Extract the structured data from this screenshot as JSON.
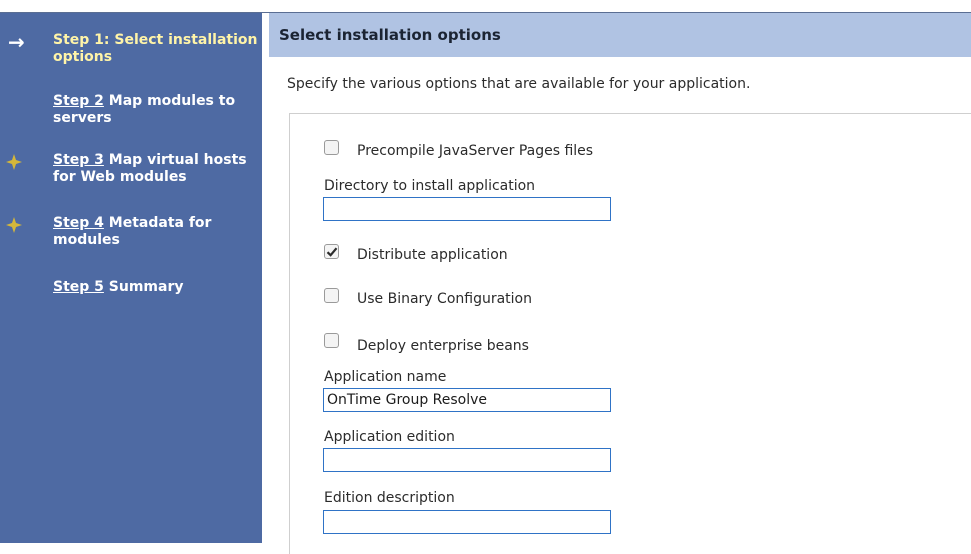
{
  "sidebar": {
    "steps": [
      {
        "link": "",
        "text": "Step 1: Select installation options"
      },
      {
        "link": "Step 2",
        "text": " Map modules to servers"
      },
      {
        "link": "Step 3",
        "text": " Map virtual hosts for Web modules"
      },
      {
        "link": "Step 4",
        "text": " Metadata for modules"
      },
      {
        "link": "Step 5",
        "text": " Summary"
      }
    ]
  },
  "main": {
    "title": "Select installation options",
    "description": "Specify the various options that are available for your application.",
    "options": {
      "precompile": {
        "label": "Precompile JavaServer Pages files",
        "checked": false
      },
      "distribute": {
        "label": "Distribute application",
        "checked": true
      },
      "binary": {
        "label": "Use Binary Configuration",
        "checked": false
      },
      "deploy_ejb": {
        "label": "Deploy enterprise beans",
        "checked": false
      }
    },
    "fields": {
      "install_dir": {
        "label": "Directory to install application",
        "value": ""
      },
      "app_name": {
        "label": "Application name",
        "value": "OnTime Group Resolve"
      },
      "app_edition": {
        "label": "Application edition",
        "value": ""
      },
      "edition_desc": {
        "label": "Edition description",
        "value": ""
      }
    }
  },
  "colors": {
    "sidebar_bg": "#4e6aa3",
    "header_bg": "#b0c3e3",
    "current_step": "#fff4a8",
    "input_border": "#2f73c6",
    "star": "#d4b73a"
  },
  "icons": {
    "current": "arrow-right-icon",
    "incomplete": "star-icon"
  }
}
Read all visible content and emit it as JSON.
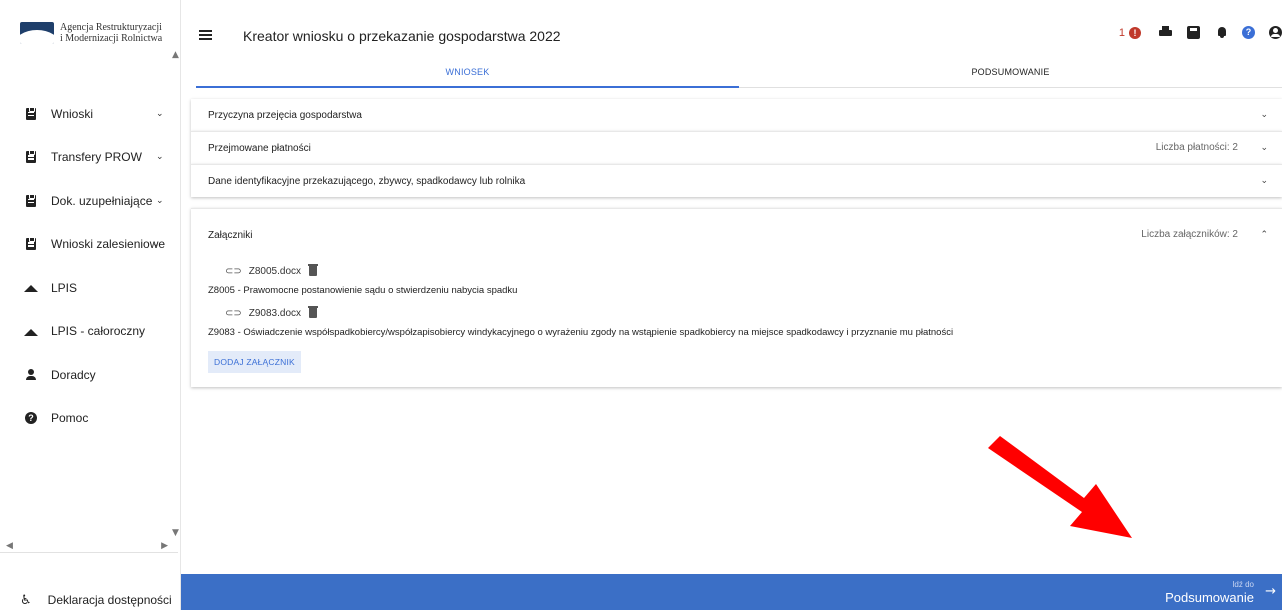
{
  "sidebar": {
    "logo_line1": "Agencja Restrukturyzacji",
    "logo_line2": "i Modernizacji Rolnictwa",
    "logo_small": "ARiMR",
    "items": [
      {
        "label": "Wnioski",
        "icon": "document-icon",
        "has_chevron": true
      },
      {
        "label": "Transfery PROW",
        "icon": "document-icon",
        "has_chevron": true
      },
      {
        "label": "Dok. uzupełniające",
        "icon": "document-icon",
        "has_chevron": true
      },
      {
        "label": "Wnioski zalesieniowe",
        "icon": "document-icon",
        "has_chevron": true
      },
      {
        "label": "LPIS",
        "icon": "terrain-icon",
        "has_chevron": false
      },
      {
        "label": "LPIS - całoroczny",
        "icon": "terrain-icon",
        "has_chevron": false
      },
      {
        "label": "Doradcy",
        "icon": "person-icon",
        "has_chevron": false
      },
      {
        "label": "Pomoc",
        "icon": "help-icon",
        "has_chevron": false
      }
    ],
    "accessibility_label": "Deklaracja dostępności"
  },
  "header": {
    "title": "Kreator wniosku o przekazanie gospodarstwa 2022",
    "alert_count": "1",
    "alert_glyph": "!",
    "help_glyph": "?"
  },
  "tabs": [
    {
      "label": "WNIOSEK",
      "active": true
    },
    {
      "label": "PODSUMOWANIE",
      "active": false
    }
  ],
  "panels": [
    {
      "title": "Przyczyna przejęcia gospodarstwa",
      "meta": ""
    },
    {
      "title": "Przejmowane płatności",
      "meta": "Liczba płatności: 2"
    },
    {
      "title": "Dane identyfikacyjne przekazującego, zbywcy, spadkodawcy lub rolnika",
      "meta": ""
    }
  ],
  "attachments": {
    "title": "Załączniki",
    "meta": "Liczba załączników: 2",
    "files": [
      {
        "filename": "Z8005.docx",
        "description": "Z8005 - Prawomocne postanowienie sądu o stwierdzeniu nabycia spadku"
      },
      {
        "filename": "Z9083.docx",
        "description": "Z9083 - Oświadczenie współspadkobiercy/współzapisobiercy windykacyjnego o wyrażeniu zgody na wstąpienie spadkobiercy na miejsce spadkodawcy i przyznanie mu płatności"
      }
    ],
    "add_label": "DODAJ ZAŁĄCZNIK"
  },
  "footer": {
    "goto_small": "Idź do",
    "goto_big": "Podsumowanie"
  },
  "colors": {
    "accent": "#3b6fd6",
    "footer": "#3b6fc6",
    "alert": "#c0392b",
    "annotation_arrow": "#ff0000"
  }
}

..........

JOB: Each record must be quoted in full and exactly. Do not include the pictures.

WRITTEN SOLUTION:
Extract the structured data from this screenshot as JSON.
{
  "sidebar": {
    "steps": [
      {
        "link": "",
        "text": "Step 1: Select installation options"
      },
      {
        "link": "Step 2",
        "text": " Map modules to servers"
      },
      {
        "link": "Step 3",
        "text": " Map virtual hosts for Web modules"
      },
      {
        "link": "Step 4",
        "text": " Metadata for modules"
      },
      {
        "link": "Step 5",
        "text": " Summary"
      }
    ]
  },
  "main": {
    "title": "Select installation options",
    "description": "Specify the various options that are available for your application.",
    "options": {
      "precompile": {
        "label": "Precompile JavaServer Pages files",
        "checked": false
      },
      "distribute": {
        "label": "Distribute application",
        "checked": true
      },
      "binary": {
        "label": "Use Binary Configuration",
        "checked": false
      },
      "deploy_ejb": {
        "label": "Deploy enterprise beans",
        "checked": false
      }
    },
    "fields": {
      "install_dir": {
        "label": "Directory to install application",
        "value": ""
      },
      "app_name": {
        "label": "Application name",
        "value": "OnTime Group Resolve"
      },
      "app_edition": {
        "label": "Application edition",
        "value": ""
      },
      "edition_desc": {
        "label": "Edition description",
        "value": ""
      }
    }
  },
  "colors": {
    "sidebar_bg": "#4e6aa3",
    "header_bg": "#b0c3e3",
    "current_step": "#fff4a8",
    "input_border": "#2f73c6",
    "star": "#d4b73a"
  },
  "icons": {
    "current": "arrow-right-icon",
    "incomplete": "star-icon"
  }
}
Read all visible content and emit it as JSON.
{
  "sidebar": {
    "logo_line1": "Agencja Restrukturyzacji",
    "logo_line2": "i Modernizacji Rolnictwa",
    "logo_small": "ARiMR",
    "items": [
      {
        "label": "Wnioski",
        "icon": "document-icon",
        "has_chevron": true
      },
      {
        "label": "Transfery PROW",
        "icon": "document-icon",
        "has_chevron": true
      },
      {
        "label": "Dok. uzupełniające",
        "icon": "document-icon",
        "has_chevron": true
      },
      {
        "label": "Wnioski zalesieniowe",
        "icon": "document-icon",
        "has_chevron": true
      },
      {
        "label": "LPIS",
        "icon": "terrain-icon",
        "has_chevron": false
      },
      {
        "label": "LPIS - całoroczny",
        "icon": "terrain-icon",
        "has_chevron": false
      },
      {
        "label": "Doradcy",
        "icon": "person-icon",
        "has_chevron": false
      },
      {
        "label": "Pomoc",
        "icon": "help-icon",
        "has_chevron": false
      }
    ],
    "accessibility_label": "Deklaracja dostępności"
  },
  "header": {
    "title": "Kreator wniosku o przekazanie gospodarstwa 2022",
    "alert_count": "1",
    "alert_glyph": "!",
    "help_glyph": "?"
  },
  "tabs": [
    {
      "label": "WNIOSEK",
      "active": true
    },
    {
      "label": "PODSUMOWANIE",
      "active": false
    }
  ],
  "panels": [
    {
      "title": "Przyczyna przejęcia gospodarstwa",
      "meta": ""
    },
    {
      "title": "Przejmowane płatności",
      "meta": "Liczba płatności: 2"
    },
    {
      "title": "Dane identyfikacyjne przekazującego, zbywcy, spadkodawcy lub rolnika",
      "meta": ""
    }
  ],
  "attachments": {
    "title": "Załączniki",
    "meta": "Liczba załączników: 2",
    "files": [
      {
        "filename": "Z8005.docx",
        "description": "Z8005 - Prawomocne postanowienie sądu o stwierdzeniu nabycia spadku"
      },
      {
        "filename": "Z9083.docx",
        "description": "Z9083 - Oświadczenie współspadkobiercy/współzapisobiercy windykacyjnego o wyrażeniu zgody na wstąpienie spadkobiercy na miejsce spadkodawcy i przyznanie mu płatności"
      }
    ],
    "add_label": "DODAJ ZAŁĄCZNIK"
  },
  "footer": {
    "goto_small": "Idź do",
    "goto_big": "Podsumowanie"
  },
  "colors": {
    "accent": "#3b6fd6",
    "footer": "#3b6fc6",
    "alert": "#c0392b",
    "annotation_arrow": "#ff0000"
  }
}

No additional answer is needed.